• RECORDS FOR THIS EXERCISE:

────

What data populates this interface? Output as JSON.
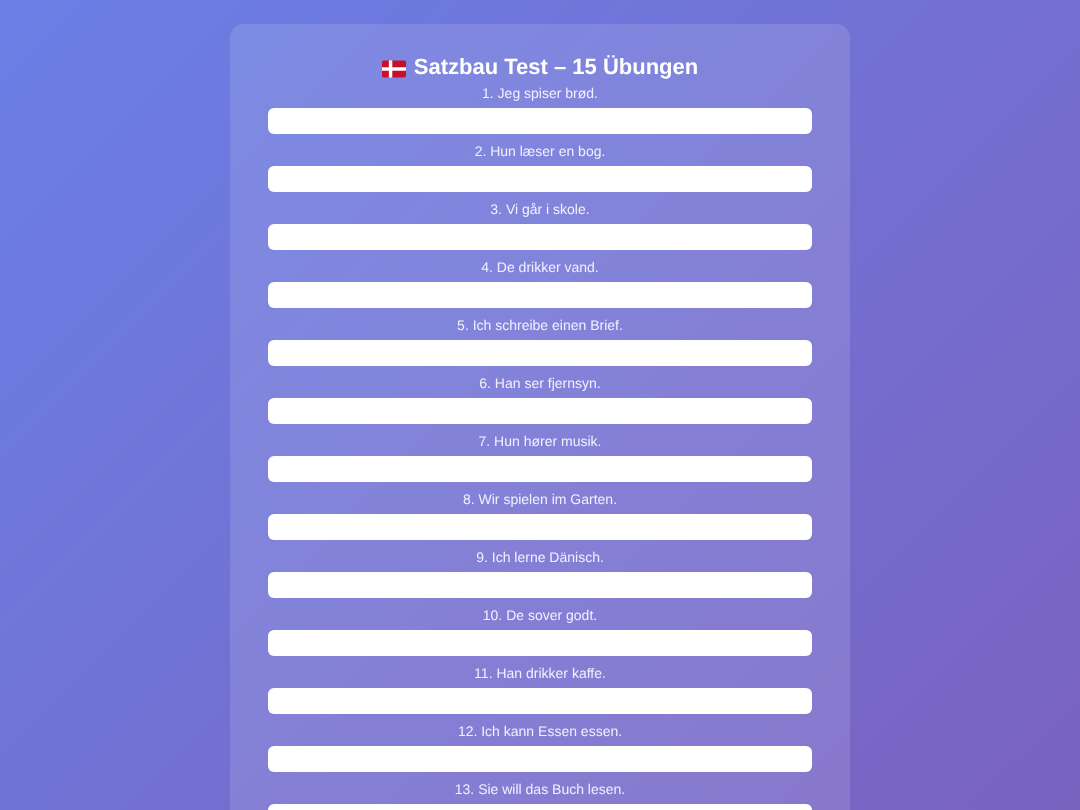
{
  "title": "Satzbau Test – 15 Übungen",
  "exercises": [
    {
      "prompt": "1. Jeg spiser brød."
    },
    {
      "prompt": "2. Hun læser en bog."
    },
    {
      "prompt": "3. Vi går i skole."
    },
    {
      "prompt": "4. De drikker vand."
    },
    {
      "prompt": "5. Ich schreibe einen Brief."
    },
    {
      "prompt": "6. Han ser fjernsyn."
    },
    {
      "prompt": "7. Hun hører musik."
    },
    {
      "prompt": "8. Wir spielen im Garten."
    },
    {
      "prompt": "9. Ich lerne Dänisch."
    },
    {
      "prompt": "10. De sover godt."
    },
    {
      "prompt": "11. Han drikker kaffe."
    },
    {
      "prompt": "12. Ich kann Essen essen."
    },
    {
      "prompt": "13. Sie will das Buch lesen."
    }
  ]
}
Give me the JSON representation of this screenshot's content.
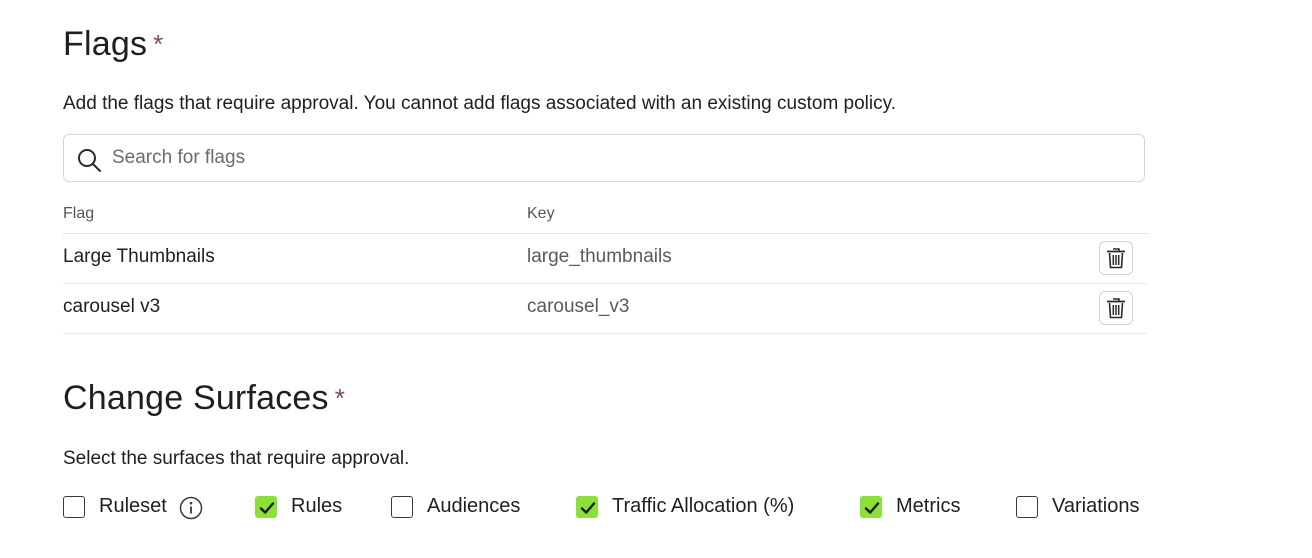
{
  "flags_section": {
    "title": "Flags",
    "required_marker": "*",
    "description": "Add the flags that require approval. You cannot add flags associated with an existing custom policy.",
    "search": {
      "placeholder": "Search for flags",
      "value": "",
      "icon": "search-icon"
    },
    "table": {
      "columns": [
        "Flag",
        "Key"
      ],
      "rows": [
        {
          "flag": "Large Thumbnails",
          "key": "large_thumbnails",
          "action_icon": "trash-icon"
        },
        {
          "flag": "carousel v3",
          "key": "carousel_v3",
          "action_icon": "trash-icon"
        }
      ]
    }
  },
  "surfaces_section": {
    "title": "Change Surfaces",
    "required_marker": "*",
    "description": "Select the surfaces that require approval.",
    "options": [
      {
        "label": "Ruleset",
        "checked": false,
        "info_icon": "info-icon"
      },
      {
        "label": "Rules",
        "checked": true
      },
      {
        "label": "Audiences",
        "checked": false
      },
      {
        "label": "Traffic Allocation (%)",
        "checked": true
      },
      {
        "label": "Metrics",
        "checked": true
      },
      {
        "label": "Variations",
        "checked": false
      }
    ]
  },
  "colors": {
    "accent_checked": "#8be03a",
    "required_marker": "#7a4a62",
    "text": "#1f1f1f",
    "muted_text": "#5a5a5a",
    "border": "#d6d6d6"
  }
}
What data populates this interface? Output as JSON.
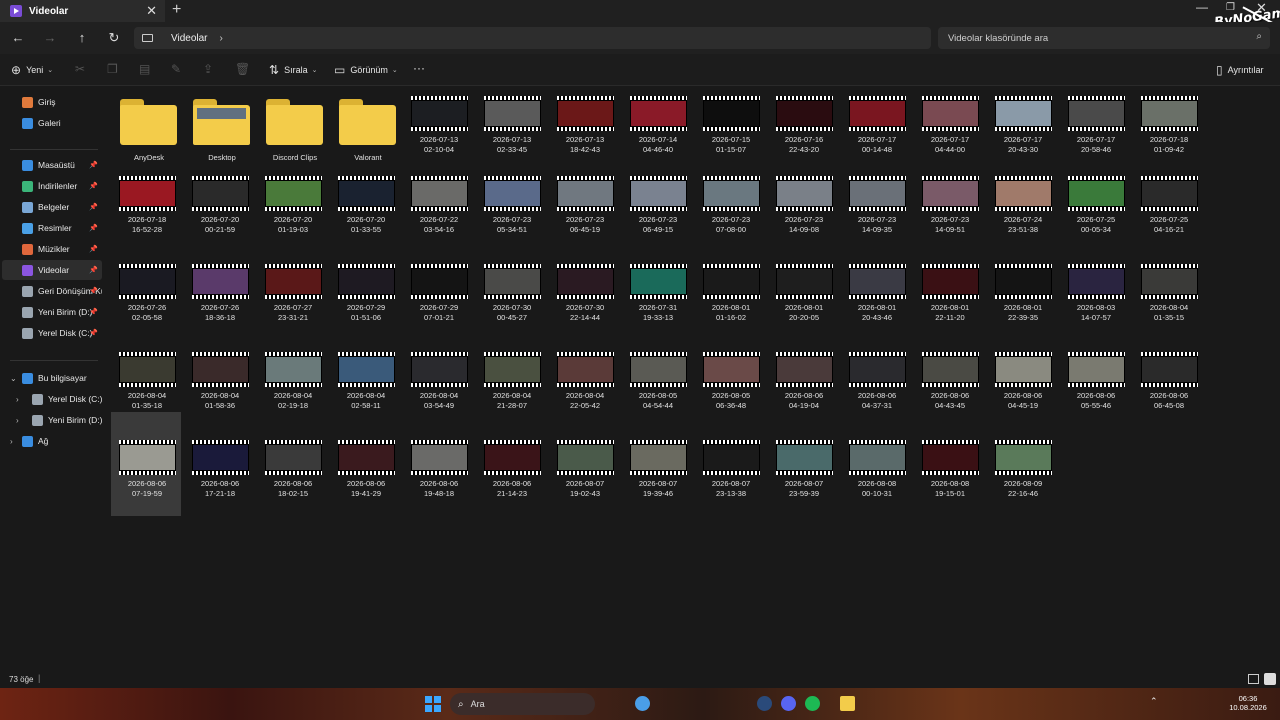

────

• DIRECTIONS:
Retype each record exactly as it stands, but do not include the pictures.

• OUTPUT:
What data populates this interface? Output as JSON.
{
  "title": "Satzbau Test – 15 Übungen",
  "exercises": [
    {
      "prompt": "1. Jeg spiser brød."
    },
    {
      "prompt": "2. Hun læser en bog."
    },
    {
      "prompt": "3. Vi går i skole."
    },
    {
      "prompt": "4. De drikker vand."
    },
    {
      "prompt": "5. Ich schreibe einen Brief."
    },
    {
      "prompt": "6. Han ser fjernsyn."
    },
    {
      "prompt": "7. Hun hører musik."
    },
    {
      "prompt": "8. Wir spielen im Garten."
    },
    {
      "prompt": "9. Ich lerne Dänisch."
    },
    {
      "prompt": "10. De sover godt."
    },
    {
      "prompt": "11. Han drikker kaffe."
    },
    {
      "prompt": "12. Ich kann Essen essen."
    },
    {
      "prompt": "13. Sie will das Buch lesen."
    }
  ]
}
Give me the JSON representation of this screenshot's content.
{
  "flags_section": {
    "title": "Flags",
    "required_marker": "*",
    "description": "Add the flags that require approval. You cannot add flags associated with an existing custom policy.",
    "search": {
      "placeholder": "Search for flags",
      "value": "",
      "icon": "search-icon"
    },
    "table": {
      "columns": [
        "Flag",
        "Key"
      ],
      "rows": [
        {
          "flag": "Large Thumbnails",
          "key": "large_thumbnails",
          "action_icon": "trash-icon"
        },
        {
          "flag": "carousel v3",
          "key": "carousel_v3",
          "action_icon": "trash-icon"
        }
      ]
    }
  },
  "surfaces_section": {
    "title": "Change Surfaces",
    "required_marker": "*",
    "description": "Select the surfaces that require approval.",
    "options": [
      {
        "label": "Ruleset",
        "checked": false,
        "info_icon": "info-icon"
      },
      {
        "label": "Rules",
        "checked": true
      },
      {
        "label": "Audiences",
        "checked": false
      },
      {
        "label": "Traffic Allocation (%)",
        "checked": true
      },
      {
        "label": "Metrics",
        "checked": true
      },
      {
        "label": "Variations",
        "checked": false
      }
    ]
  },
  "colors": {
    "accent_checked": "#8be03a",
    "required_marker": "#7a4a62",
    "text": "#1f1f1f",
    "muted_text": "#5a5a5a",
    "border": "#d6d6d6"
  }
}
What data populates this interface? Output as JSON.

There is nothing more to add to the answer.